Written request >>
Examine the entries and show every line in which the word "Quyosh" is found.

Record excerpts >>
== == ==

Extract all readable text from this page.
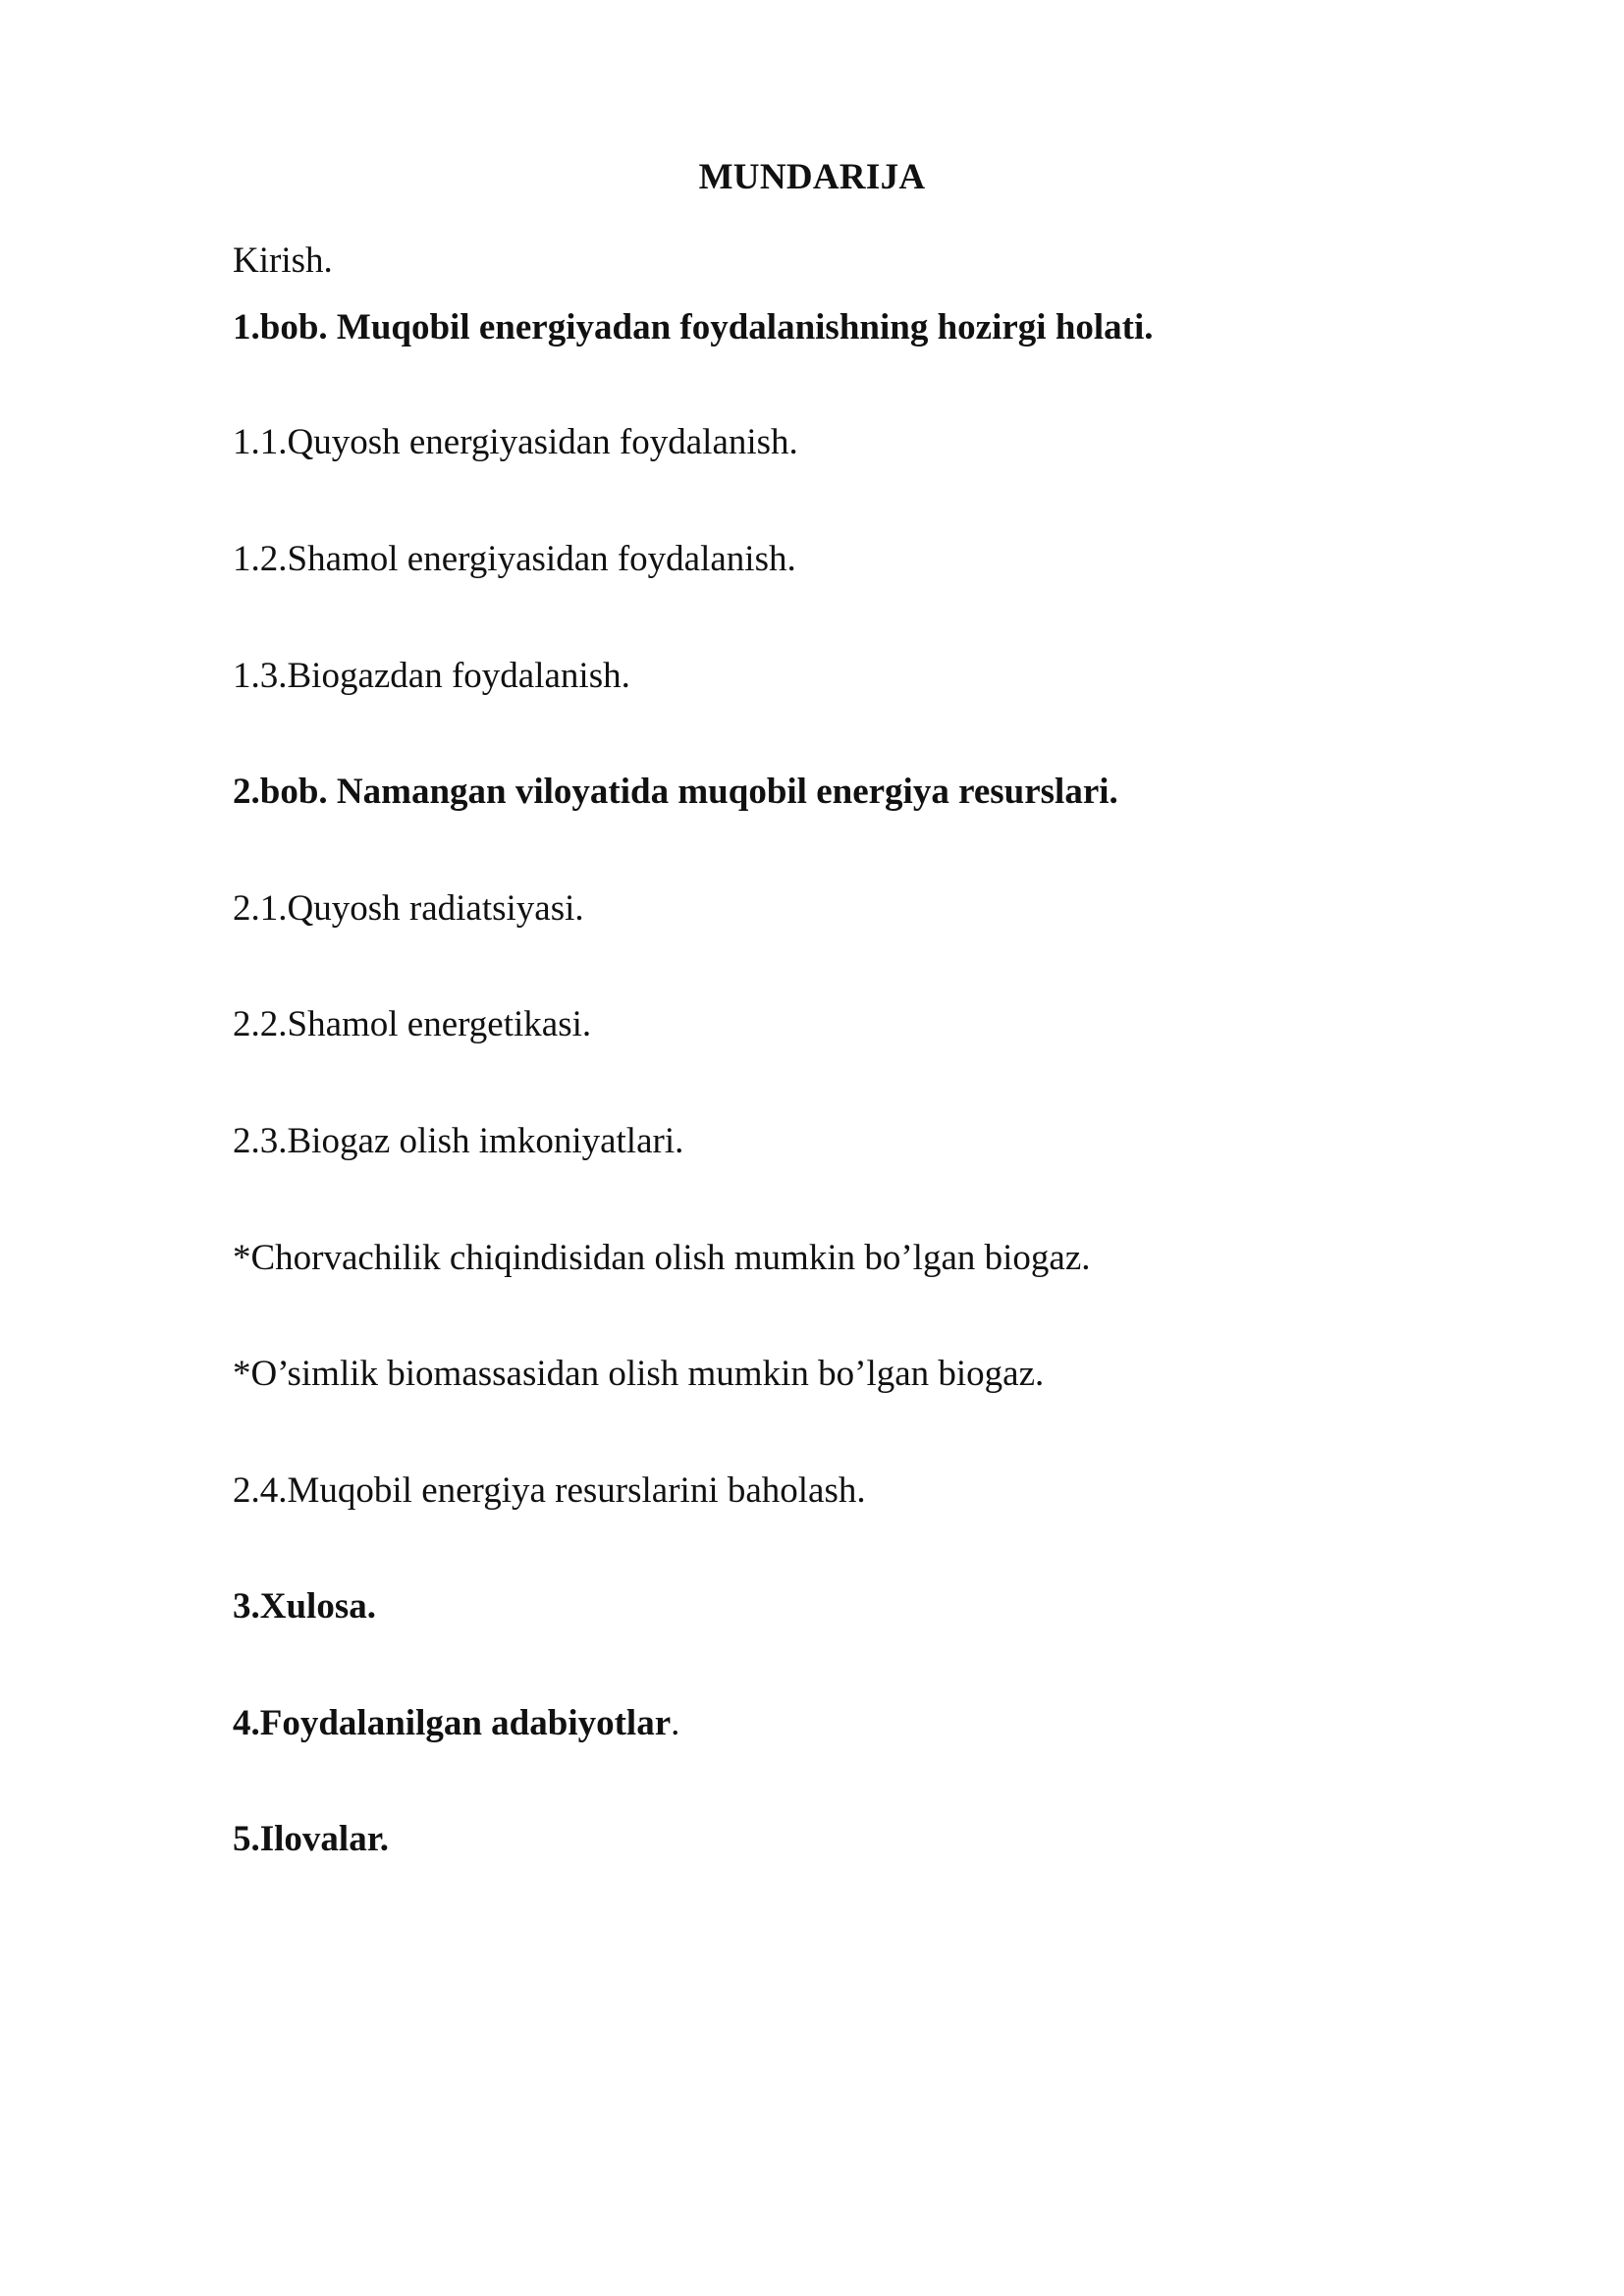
MUNDARIJA
Kirish.
1.bob. Muqobil energiyadan foydalanishning hozirgi holati.
1.1.Quyosh energiyasidan foydalanish.
1.2.Shamol energiyasidan foydalanish.
1.3.Biogazdan foydalanish.
2.bob. Namangan viloyatida muqobil energiya resurslari.
2.1.Quyosh radiatsiyasi.
2.2.Shamol energetikasi.
2.3.Biogaz olish imkoniyatlari.
*Chorvachilik chiqindisidan olish mumkin bo’lgan biogaz.
*O’simlik biomassasidan olish mumkin bo’lgan biogaz.
2.4.Muqobil energiya resurslarini baholash.
3.Xulosa.
4.Foydalanilgan adabiyotlar.
5.Ilovalar.
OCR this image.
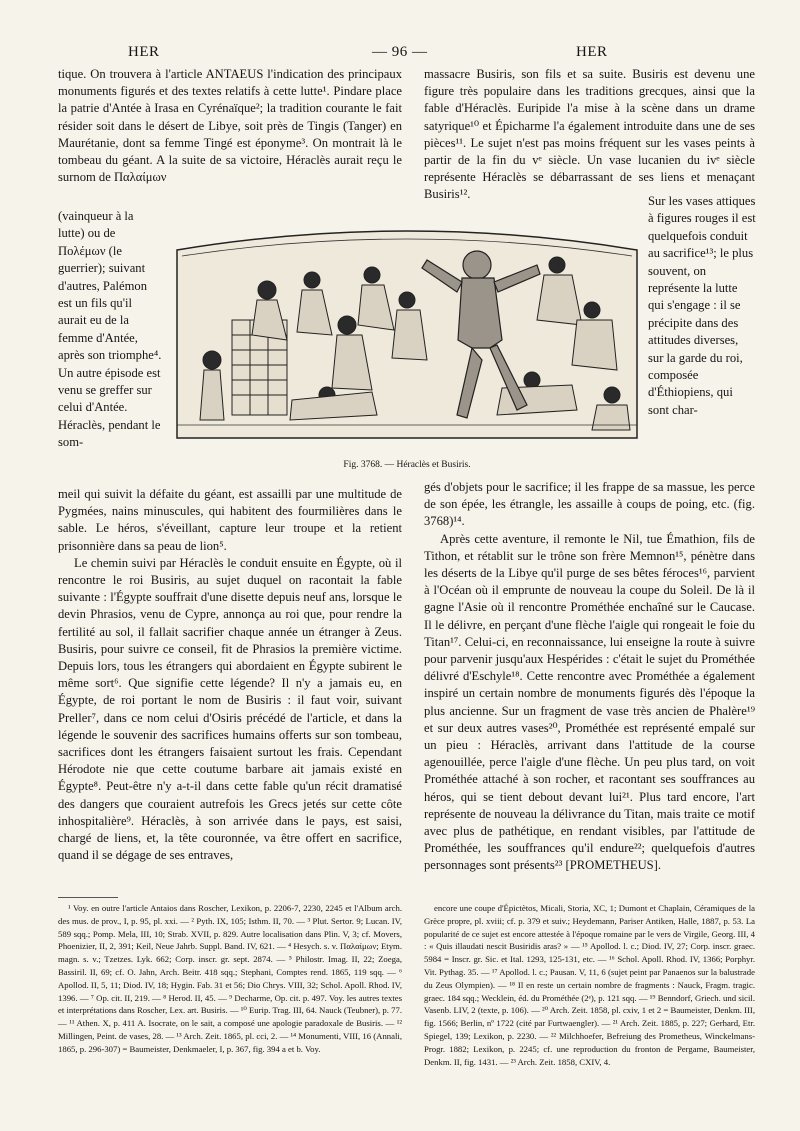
HER	— 96 —	HER

tique. On trouvera à l'article ANTAEUS l'indication des principaux monuments figurés et des textes relatifs à cette lutte¹. Pindare place la patrie d'Antée à Irasa en Cyrénaïque²; la tradition courante le fait résider soit dans le désert de Libye, soit près de Tingis (Tanger) en Maurétanie, dont sa femme Tingé est éponyme³. On montrait là le tombeau du géant. A la suite de sa victoire, Héraclès aurait reçu le surnom de Παλαίμων

(vainqueur à la lutte) ou de Πολέμων (le guerrier); suivant d'autres, Palémon est un fils qu'il aurait eu de la femme d'Antée, après son triomphe⁴. Un autre épisode est venu se greffer sur celui d'Antée. Héraclès, pendant le som-

Fig. 3768. — Héraclès et Busiris.

massacre Busiris, son fils et sa suite. Busiris est devenu une figure très populaire dans les traditions grecques, ainsi que la fable d'Héraclès. Euripide l'a mise à la scène dans un drame satyrique¹⁰ et Épicharme l'a également introduite dans une de ses pièces¹¹. Le sujet n'est pas moins fréquent sur les vases peints à partir de la fin du vᵉ siècle. Un vase lucanien du ivᵉ siècle représente Héraclès se débarrassant de ses liens et menaçant Busiris¹².	Sur les vases attiques à figures rouges il est quelquefois conduit au sacrifice¹³; le plus souvent, on représente la lutte qui s'engage : il se précipite dans des attitudes diverses, sur la garde du roi, composée d'Éthiopiens, qui sont char-

meil qui suivit la défaite du géant, est assailli par une multitude de Pygmées, nains minuscules, qui habitent des fourmilières dans le sable. Le héros, s'éveillant, capture leur troupe et la retient prisonnière dans sa peau de lion⁵.

Le chemin suivi par Héraclès le conduit ensuite en Égypte, où il rencontre le roi Busiris, au sujet duquel on racontait la fable suivante : l'Égypte souffrait d'une disette depuis neuf ans, lorsque le devin Phrasios, venu de Cypre, annonça au roi que, pour rendre la fertilité au sol, il fallait sacrifier chaque année un étranger à Zeus. Busiris, pour suivre ce conseil, fit de Phrasios la première victime. Depuis lors, tous les étrangers qui abordaient en Égypte subirent le même sort⁶. Que signifie cette légende? Il n'y a jamais eu, en Égypte, de roi portant le nom de Busiris : il faut voir, suivant Preller⁷, dans ce nom celui d'Osiris précédé de l'article, et dans la légende le souvenir des sacrifices humains offerts sur son tombeau, sacrifices dont les étrangers faisaient surtout les frais. Cependant Hérodote nie que cette coutume barbare ait jamais existé en Égypte⁸. Peut-être n'y a-t-il dans cette fable qu'un récit dramatisé des dangers que couraient autrefois les Grecs jetés sur cette côte inhospitalière⁹. Héraclès, à son arrivée dans le pays, est saisi, chargé de liens, et, la tête couronnée, va être offert en sacrifice, quand il se dégage de ses entraves,

gés d'objets pour le sacrifice; il les frappe de sa massue, les perce de son épée, les étrangle, les assaille à coups de poing, etc. (fig. 3768)¹⁴.

Après cette aventure, il remonte le Nil, tue Émathion, fils de Tithon, et rétablit sur le trône son frère Memnon¹⁵, pénètre dans les déserts de la Libye qu'il purge de ses bêtes féroces¹⁶, parvient à l'Océan où il emprunte de nouveau la coupe du Soleil. De là il gagne l'Asie où il rencontre Prométhée enchaîné sur le Caucase. Il le délivre, en perçant d'une flèche l'aigle qui rongeait le foie du Titan¹⁷. Celui-ci, en reconnaissance, lui enseigne la route à suivre pour parvenir jusqu'aux Hespérides : c'était le sujet du Prométhée délivré d'Eschyle¹⁸. Cette rencontre avec Prométhée a également inspiré un certain nombre de monuments figurés dès l'époque la plus ancienne. Sur un fragment de vase très ancien de Phalère¹⁹ et sur deux autres vases²⁰, Prométhée est représenté empalé sur un pieu : Héraclès, arrivant dans l'attitude de la course agenouillée, perce l'aigle d'une flèche. Un peu plus tard, on voit Prométhée attaché à son rocher, et racontant ses souffrances au héros, qui se tient debout devant lui²¹. Plus tard encore, l'art représente de nouveau la délivrance du Titan, mais traite ce motif avec plus de pathétique, en rendant visibles, par l'attitude de Prométhée, les souffrances qu'il endure²²; quelquefois d'autres personnages sont présents²³ [PROMETHEUS].

¹ Voy. en outre l'article Antaios dans Roscher, Lexikon, p. 2206-7, 2230, 2245 et l'Album arch. des mus. de prov., I, p. 95, pl. xxi. — ² Pyth. IX, 105; Isthm. II, 70. — ³ Plut. Sertor. 9; Lucan. IV, 589 sqq.; Pomp. Mela, III, 10; Strab. XVII, p. 829. Autre localisation dans Plin. V, 3; cf. Movers, Phoenizier, II, 2, 391; Keil, Neue Jahrb. Suppl. Band. IV, 621. — ⁴ Hesych. s. v. Παλαίμων; Etym. magn. s. v.; Tzetzes. Lyk. 662; Corp. inscr. gr. sept. 2874. — ⁵ Philostr. Imag. II, 22; Zoega, Bassiril. II, 69; cf. O. Jahn, Arch. Beitr. 418 sqq.; Stephani, Comptes rend. 1865, 119 sqq. — ⁶ Apollod. II, 5, 11; Diod. IV, 18; Hygin. Fab. 31 et 56; Dio Chrys. VIII, 32; Schol. Apoll. Rhod. IV, 1396. — ⁷ Op. cit. II, 219. — ⁸ Herod. II, 45. — ⁹ Decharme, Op. cit. p. 497. Voy. les autres textes et interprétations dans Roscher, Lex. art. Busiris. — ¹⁰ Eurip. Trag. III, 64. Nauck (Teubner), p. 77. — ¹¹ Athen. X, p. 411 A. Isocrate, on le sait, a composé une apologie paradoxale de Busiris. — ¹² Millingen, Peint. de vases, 28. — ¹³ Arch. Zeit. 1865, pl. cci, 2. — ¹⁴ Monumenti, VIII, 16 (Annali, 1865, p. 296-307) = Baumeister, Denkmaeler, I, p. 367, fig. 394 a et b. Voy.

encore une coupe d'Épictètos, Micali, Storia, XC, 1; Dumont et Chaplain, Céramiques de la Grèce propre, pl. xviii; cf. p. 379 et suiv.; Heydemann, Pariser Antiken, Halle, 1887, p. 53. La popularité de ce sujet est encore attestée à l'époque romaine par le vers de Virgile, Georg. III, 4 : « Quis illaudati nescit Busiridis aras? » — ¹⁵ Apollod. l. c.; Diod. IV, 27; Corp. inscr. graec. 5984 = Inscr. gr. Sic. et Ital. 1293, 125-131, etc. — ¹⁶ Schol. Apoll. Rhod. IV, 1366; Porphyr. Vit. Pythag. 35. — ¹⁷ Apollod. l. c.; Pausan. V, 11, 6 (sujet peint par Panaenos sur la balustrade du Zeus Olympien). — ¹⁸ Il en reste un certain nombre de fragments : Nauck, Fragm. tragic. graec. 184 sqq.; Wecklein, éd. du Prométhée (2ᵉ), p. 121 sqq. — ¹⁹ Benndorf, Griech. und sicil. Vasenb. LIV, 2 (texte, p. 106). — ²⁰ Arch. Zeit. 1858, pl. cxiv, 1 et 2 = Baumeister, Denkm. III, fig. 1566; Berlin, nº 1722 (cité par Furtwaengler). — ²¹ Arch. Zeit. 1885, p. 227; Gerhard, Etr. Spiegel, 139; Lexikon, p. 2230. — ²² Milchhoefer, Befreiung des Prometheus, Winckelmans-Progr. 1882; Lexikon, p. 2245; cf. une reproduction du fronton de Pergame, Baumeister, Denkm. II, fig. 1431. — ²³ Arch. Zeit. 1858, CXIV, 4.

== == ==

Answer for the task >>
1.1.Quyosh energiyasidan foydalanish.
2.1.Quyosh radiatsiyasi.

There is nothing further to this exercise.